------ Passage

Mrs Assad, a former investment banker who married Bashar al-Assad in 2000, said the deals were ‘‘stupid’’ attempts to ‘‘undermine’’ her husband, in rare public comments to a Russian broadcaste­r. ’’I’ve been here since the beginning and I never thought of being anywhere else at all,’’ Mrs Assad, 41, told Russia’s stateowned Rossiya 24 channel in an interview broadcast yesterday.

She said: ‘‘Yes I was offered the opportunit­y to leave Syria or rather to run from Syria. These offers included guarantees of safety and protection for my children and even financial security. It doesn’t take a genius to know what these people were really after. It was a deliberate attempt to shatter people’s confidence in their president.’’.

------------

Instruction A = According to the passage about Mrs Assad's interview, on which channel was the interview broadcast?
Instruction B = Quote the part of the passage about Mrs Assad's interview that opens with the words containing "Mrs Assad, a" and closes with "in their president.’’.".
Instruction C = Extend the news passage about Mrs Assad's interview, continuing after its last sentence.

------ Supplied data

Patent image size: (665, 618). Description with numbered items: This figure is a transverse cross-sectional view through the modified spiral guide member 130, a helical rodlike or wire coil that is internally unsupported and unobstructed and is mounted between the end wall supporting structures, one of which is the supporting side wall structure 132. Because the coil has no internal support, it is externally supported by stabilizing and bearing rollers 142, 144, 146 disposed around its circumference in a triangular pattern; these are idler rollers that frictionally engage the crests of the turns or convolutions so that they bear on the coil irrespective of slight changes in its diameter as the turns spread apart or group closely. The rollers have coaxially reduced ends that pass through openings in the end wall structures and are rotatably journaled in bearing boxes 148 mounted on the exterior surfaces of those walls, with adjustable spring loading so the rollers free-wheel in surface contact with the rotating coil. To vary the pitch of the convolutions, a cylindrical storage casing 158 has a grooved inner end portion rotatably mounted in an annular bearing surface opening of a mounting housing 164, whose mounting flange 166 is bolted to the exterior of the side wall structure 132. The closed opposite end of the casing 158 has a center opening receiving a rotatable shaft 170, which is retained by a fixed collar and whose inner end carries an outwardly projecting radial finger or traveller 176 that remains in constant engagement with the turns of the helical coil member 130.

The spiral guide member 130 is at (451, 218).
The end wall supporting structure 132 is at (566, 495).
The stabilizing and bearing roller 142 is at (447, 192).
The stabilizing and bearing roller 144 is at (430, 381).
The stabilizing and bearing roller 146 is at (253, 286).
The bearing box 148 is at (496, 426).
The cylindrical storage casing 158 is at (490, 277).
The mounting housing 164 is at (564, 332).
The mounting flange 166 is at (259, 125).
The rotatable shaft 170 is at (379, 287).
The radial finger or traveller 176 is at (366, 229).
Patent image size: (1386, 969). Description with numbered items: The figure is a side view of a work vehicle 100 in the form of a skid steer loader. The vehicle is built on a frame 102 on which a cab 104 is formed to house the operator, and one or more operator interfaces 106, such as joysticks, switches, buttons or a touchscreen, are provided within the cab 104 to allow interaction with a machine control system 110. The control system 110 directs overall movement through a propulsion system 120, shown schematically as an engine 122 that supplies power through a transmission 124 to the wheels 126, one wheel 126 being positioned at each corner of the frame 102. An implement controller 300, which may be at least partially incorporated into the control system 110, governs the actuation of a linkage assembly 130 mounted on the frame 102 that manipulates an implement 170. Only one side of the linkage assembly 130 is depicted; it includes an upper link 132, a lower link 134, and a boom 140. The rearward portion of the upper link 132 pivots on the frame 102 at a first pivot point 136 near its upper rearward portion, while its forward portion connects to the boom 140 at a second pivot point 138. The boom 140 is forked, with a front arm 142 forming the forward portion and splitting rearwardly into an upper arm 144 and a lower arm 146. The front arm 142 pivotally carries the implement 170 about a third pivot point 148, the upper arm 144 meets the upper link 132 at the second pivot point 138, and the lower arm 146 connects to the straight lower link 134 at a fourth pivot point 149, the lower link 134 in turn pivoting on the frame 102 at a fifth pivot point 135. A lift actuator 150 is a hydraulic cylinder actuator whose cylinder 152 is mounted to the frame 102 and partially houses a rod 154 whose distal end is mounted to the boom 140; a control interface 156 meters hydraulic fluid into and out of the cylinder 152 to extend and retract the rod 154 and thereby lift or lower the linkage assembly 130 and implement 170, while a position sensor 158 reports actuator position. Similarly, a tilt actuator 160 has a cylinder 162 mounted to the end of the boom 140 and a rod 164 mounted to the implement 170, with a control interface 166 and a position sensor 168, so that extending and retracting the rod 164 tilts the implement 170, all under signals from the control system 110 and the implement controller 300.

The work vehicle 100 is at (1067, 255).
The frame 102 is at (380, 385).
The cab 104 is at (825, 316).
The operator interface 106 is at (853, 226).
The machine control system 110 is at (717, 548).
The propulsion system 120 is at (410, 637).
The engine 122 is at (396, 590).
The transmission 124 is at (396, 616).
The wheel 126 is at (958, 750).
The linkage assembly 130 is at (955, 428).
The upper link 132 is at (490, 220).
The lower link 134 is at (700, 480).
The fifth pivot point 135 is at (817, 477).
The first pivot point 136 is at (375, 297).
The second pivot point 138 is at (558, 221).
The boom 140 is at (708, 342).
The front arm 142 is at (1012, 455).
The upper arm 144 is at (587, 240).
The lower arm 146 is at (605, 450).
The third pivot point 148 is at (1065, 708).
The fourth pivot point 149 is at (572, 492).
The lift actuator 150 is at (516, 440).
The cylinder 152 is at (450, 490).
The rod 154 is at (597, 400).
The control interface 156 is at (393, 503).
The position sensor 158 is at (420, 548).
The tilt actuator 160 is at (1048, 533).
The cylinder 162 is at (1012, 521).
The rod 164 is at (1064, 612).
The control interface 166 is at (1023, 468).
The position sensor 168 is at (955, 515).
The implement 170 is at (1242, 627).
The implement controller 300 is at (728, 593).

------------

Expected answer A = Russia's state-owned Rossiya 24 channel.

Expected answer B =
Mrs Assad, a former investment banker who married Bashar al-Assad in 2000, said the deals were ‘‘stupid’’ attempts to ‘‘undermine’’ her husband, in rare public comments to a Russian broadcaste­r. ’’I’ve been here since the beginning and I never thought of being anywhere else at all,’’ Mrs Assad, 41, told Russia’s stateowned Rossiya 24 channel in an interview broadcast yesterday.

She said: ‘‘Yes I was offered the opportunit­y to leave Syria or rather to run from Syria. These offers included guarantees of safety and protection for my children and even financial security. It doesn’t take a genius to know what these people were really after. It was a deliberate attempt to shatter people’s confidence in their president.’’.

Expected answer C =
Western sanctions had impacted ordinary Syrians in a similar manner to those against Saddam Hussein’s Iraq in the 1990s, she said. She also praised Moscow’s ‘‘noble’’ interventi­on and economic assistance to the country. ‘‘The situation would have been much much harder if it had not been Syria’s true friends. Russia has been tremendous.’’

Mrs Assad was born to Syrian parents in London and educated at Queens College, a private girls school, and Kings College London, where she graduated with a degree in computer science in 1996. She has largely kept out of the spotlight since the outbreak of war in 2011. She is subject to EU sanctions that make it illegal to render her economic assistance and ban her from travelling in the EU with the exception of the UK, because she holds British nationalit­y.

In her first television interview in eight years, the mother-of-three also hit out at the West for what she called double standards in coverage of the war, saying media coverage of child casualties differed ‘‘depending on the loyalties of their parents’’. She said she used her position as first lady to organise assistance for displaced people, wounded Syrian army soldiers, and the families of ‘‘martyrs’’ who have died in the war.

‘‘From my perspectiv­e it was never a question of preference. I stood by him because my conviction did not tell me otherwise,’’ she said when asked why she had stayed in Damascus with Mr Assad. ‘‘Western organisati­ons have chosen to solely focus on refugees and those in rebel held areas, whereas the vast majority of people who have been displaced are spread across the rest of the country.’’ - Telegraph Group

 ?? PHOTO: REUTERS ?? Asma al-Assad.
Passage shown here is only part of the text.